** Start of EXCERPTED RECORDS **

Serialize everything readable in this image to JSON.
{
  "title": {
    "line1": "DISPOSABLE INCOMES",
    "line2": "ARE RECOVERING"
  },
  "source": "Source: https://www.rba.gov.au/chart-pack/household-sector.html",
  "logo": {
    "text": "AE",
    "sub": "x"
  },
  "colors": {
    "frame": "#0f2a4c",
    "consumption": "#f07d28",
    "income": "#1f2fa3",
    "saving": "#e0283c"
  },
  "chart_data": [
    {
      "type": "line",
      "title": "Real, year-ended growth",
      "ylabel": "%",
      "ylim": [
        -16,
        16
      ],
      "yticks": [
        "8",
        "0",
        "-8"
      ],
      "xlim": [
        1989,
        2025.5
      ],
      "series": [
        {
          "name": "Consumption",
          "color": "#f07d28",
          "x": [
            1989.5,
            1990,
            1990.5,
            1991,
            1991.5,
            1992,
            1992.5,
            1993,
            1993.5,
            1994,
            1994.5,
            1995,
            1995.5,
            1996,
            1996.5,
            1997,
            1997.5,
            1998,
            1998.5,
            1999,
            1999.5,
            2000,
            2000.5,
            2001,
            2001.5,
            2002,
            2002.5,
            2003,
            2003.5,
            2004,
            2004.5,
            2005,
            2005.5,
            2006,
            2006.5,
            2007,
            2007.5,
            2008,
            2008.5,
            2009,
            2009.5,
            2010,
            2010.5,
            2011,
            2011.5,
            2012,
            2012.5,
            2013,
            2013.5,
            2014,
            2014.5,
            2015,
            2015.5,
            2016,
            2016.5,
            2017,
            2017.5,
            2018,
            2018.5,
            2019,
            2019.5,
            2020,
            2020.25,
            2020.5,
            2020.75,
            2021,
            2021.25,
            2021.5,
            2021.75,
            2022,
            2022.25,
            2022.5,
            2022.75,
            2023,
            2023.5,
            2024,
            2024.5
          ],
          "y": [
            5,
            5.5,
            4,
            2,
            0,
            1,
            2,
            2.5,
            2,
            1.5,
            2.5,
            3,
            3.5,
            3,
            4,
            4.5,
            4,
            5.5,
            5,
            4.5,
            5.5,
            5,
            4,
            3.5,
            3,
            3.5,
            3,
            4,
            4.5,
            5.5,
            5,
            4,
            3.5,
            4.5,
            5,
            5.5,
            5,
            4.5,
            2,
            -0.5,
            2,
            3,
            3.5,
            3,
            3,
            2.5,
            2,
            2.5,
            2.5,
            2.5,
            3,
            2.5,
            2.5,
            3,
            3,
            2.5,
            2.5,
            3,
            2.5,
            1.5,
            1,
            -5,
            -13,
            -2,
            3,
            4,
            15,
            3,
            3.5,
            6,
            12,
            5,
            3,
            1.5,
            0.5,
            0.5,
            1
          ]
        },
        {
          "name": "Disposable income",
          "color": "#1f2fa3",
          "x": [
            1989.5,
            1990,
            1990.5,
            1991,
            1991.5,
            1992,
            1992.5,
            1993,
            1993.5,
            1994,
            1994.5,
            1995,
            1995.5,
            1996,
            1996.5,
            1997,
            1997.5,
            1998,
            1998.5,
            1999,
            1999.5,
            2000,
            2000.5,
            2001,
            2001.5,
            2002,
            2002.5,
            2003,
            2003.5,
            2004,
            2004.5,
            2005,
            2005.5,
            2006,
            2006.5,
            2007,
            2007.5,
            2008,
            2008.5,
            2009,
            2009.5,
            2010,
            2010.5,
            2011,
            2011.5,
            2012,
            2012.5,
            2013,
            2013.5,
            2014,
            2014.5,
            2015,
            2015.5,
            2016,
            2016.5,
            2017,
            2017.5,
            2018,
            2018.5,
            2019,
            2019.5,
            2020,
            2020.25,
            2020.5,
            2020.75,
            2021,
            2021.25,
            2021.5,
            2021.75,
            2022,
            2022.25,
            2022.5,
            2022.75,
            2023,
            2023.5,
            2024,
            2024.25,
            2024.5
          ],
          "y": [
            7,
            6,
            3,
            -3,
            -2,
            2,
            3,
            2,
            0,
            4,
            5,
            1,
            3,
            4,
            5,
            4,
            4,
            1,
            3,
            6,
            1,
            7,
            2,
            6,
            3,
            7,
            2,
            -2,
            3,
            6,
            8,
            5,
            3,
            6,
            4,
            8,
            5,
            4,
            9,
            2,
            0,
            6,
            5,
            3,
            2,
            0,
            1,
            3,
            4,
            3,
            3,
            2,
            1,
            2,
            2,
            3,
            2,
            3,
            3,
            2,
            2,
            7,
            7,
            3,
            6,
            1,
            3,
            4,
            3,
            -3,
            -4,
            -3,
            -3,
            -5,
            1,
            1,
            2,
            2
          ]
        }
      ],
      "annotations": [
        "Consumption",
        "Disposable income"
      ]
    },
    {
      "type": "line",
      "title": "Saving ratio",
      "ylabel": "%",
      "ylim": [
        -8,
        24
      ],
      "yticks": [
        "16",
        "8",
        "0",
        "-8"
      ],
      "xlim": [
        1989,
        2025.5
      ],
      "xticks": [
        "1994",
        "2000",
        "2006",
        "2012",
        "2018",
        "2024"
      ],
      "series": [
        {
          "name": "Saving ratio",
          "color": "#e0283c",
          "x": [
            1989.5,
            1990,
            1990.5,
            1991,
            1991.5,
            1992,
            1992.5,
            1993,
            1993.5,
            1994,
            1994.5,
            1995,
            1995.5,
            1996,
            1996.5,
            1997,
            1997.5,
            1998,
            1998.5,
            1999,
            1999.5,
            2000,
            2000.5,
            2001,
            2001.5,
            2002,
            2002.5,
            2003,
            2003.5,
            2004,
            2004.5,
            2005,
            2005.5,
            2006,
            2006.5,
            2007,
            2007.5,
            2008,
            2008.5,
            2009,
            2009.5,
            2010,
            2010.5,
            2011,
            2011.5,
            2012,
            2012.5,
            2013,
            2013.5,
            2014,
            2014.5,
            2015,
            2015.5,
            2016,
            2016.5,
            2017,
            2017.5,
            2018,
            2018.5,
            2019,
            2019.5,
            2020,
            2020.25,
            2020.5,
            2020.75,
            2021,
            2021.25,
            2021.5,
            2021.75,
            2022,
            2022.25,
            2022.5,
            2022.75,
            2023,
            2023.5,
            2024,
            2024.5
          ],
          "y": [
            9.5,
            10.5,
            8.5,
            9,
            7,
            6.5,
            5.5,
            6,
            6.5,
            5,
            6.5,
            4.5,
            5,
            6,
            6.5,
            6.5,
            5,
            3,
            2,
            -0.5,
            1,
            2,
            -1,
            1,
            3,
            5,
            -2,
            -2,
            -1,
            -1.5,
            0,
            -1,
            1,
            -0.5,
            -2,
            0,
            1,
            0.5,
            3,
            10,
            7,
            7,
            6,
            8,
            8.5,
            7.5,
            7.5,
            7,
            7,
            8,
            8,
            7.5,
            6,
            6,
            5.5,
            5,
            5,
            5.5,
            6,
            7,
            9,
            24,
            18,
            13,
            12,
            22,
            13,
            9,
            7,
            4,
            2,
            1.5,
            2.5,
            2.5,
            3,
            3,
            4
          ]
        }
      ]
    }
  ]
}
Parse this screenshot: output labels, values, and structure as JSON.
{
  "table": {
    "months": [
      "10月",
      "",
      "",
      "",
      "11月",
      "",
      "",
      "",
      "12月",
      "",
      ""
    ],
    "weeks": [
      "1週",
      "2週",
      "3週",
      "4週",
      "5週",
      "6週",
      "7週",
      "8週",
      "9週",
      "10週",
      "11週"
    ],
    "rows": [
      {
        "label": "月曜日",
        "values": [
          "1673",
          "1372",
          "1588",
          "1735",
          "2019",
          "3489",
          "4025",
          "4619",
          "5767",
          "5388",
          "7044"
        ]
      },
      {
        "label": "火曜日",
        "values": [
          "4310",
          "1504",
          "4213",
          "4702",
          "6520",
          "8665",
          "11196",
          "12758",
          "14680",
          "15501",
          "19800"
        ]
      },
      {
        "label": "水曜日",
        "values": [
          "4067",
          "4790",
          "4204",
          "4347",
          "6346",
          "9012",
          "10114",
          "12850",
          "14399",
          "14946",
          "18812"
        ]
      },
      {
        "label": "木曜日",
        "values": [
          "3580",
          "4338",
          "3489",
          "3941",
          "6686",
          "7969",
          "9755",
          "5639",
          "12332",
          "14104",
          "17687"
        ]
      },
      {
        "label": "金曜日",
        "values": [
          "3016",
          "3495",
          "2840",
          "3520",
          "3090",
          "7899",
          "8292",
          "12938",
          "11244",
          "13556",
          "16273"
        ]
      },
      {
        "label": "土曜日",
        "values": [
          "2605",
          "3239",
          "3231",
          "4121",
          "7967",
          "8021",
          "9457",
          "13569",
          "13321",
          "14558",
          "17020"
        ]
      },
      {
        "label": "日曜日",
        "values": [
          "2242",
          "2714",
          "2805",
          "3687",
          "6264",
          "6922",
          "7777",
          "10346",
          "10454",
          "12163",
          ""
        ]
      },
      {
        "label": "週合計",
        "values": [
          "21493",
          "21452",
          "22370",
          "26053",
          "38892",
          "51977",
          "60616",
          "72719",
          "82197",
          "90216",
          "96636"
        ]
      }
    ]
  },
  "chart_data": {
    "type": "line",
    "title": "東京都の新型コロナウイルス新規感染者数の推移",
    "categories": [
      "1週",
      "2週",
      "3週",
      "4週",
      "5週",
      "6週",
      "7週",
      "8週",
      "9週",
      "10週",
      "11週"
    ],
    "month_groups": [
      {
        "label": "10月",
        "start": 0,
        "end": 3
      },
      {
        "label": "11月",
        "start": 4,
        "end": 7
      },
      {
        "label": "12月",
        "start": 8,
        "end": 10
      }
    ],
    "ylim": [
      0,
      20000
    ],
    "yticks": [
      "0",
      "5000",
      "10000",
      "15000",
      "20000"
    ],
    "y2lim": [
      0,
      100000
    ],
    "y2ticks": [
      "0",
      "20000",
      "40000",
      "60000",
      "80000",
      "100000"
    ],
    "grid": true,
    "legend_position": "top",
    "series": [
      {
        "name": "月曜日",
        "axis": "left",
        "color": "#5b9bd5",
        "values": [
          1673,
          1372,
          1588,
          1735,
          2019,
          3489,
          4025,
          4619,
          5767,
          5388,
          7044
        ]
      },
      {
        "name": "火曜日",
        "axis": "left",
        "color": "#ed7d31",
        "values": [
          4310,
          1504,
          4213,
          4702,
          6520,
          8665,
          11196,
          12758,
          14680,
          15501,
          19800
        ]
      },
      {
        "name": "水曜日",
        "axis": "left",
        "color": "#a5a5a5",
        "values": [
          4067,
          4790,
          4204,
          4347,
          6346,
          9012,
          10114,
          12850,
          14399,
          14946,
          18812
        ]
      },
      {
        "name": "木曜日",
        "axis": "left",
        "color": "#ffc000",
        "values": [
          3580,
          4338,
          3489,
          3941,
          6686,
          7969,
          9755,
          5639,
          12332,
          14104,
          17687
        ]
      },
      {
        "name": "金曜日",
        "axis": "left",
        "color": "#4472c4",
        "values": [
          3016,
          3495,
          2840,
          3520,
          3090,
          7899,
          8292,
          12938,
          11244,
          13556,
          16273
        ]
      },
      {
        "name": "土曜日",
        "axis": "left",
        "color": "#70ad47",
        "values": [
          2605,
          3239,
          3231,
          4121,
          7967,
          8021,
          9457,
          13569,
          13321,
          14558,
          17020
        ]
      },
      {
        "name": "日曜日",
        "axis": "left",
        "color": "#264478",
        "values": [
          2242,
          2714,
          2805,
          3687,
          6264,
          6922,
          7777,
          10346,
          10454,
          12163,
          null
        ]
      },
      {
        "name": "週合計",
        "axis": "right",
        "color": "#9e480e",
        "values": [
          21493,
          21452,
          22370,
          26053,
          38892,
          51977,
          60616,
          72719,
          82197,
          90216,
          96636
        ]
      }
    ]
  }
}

** End of EXCERPTED RECORDS **

◆ **SHORT PROBLEM**:
Pick out the lines containing the word "name" and show them.

◆ **WRITTEN ANSWER**:
          "name": "Consumption",
          "name": "Disposable income",
          "name": "Saving ratio",
        "name": "月曜日",
        "name": "火曜日",
        "name": "水曜日",
        "name": "木曜日",
        "name": "金曜日",
        "name": "土曜日",
        "name": "日曜日",
        "name": "週合計",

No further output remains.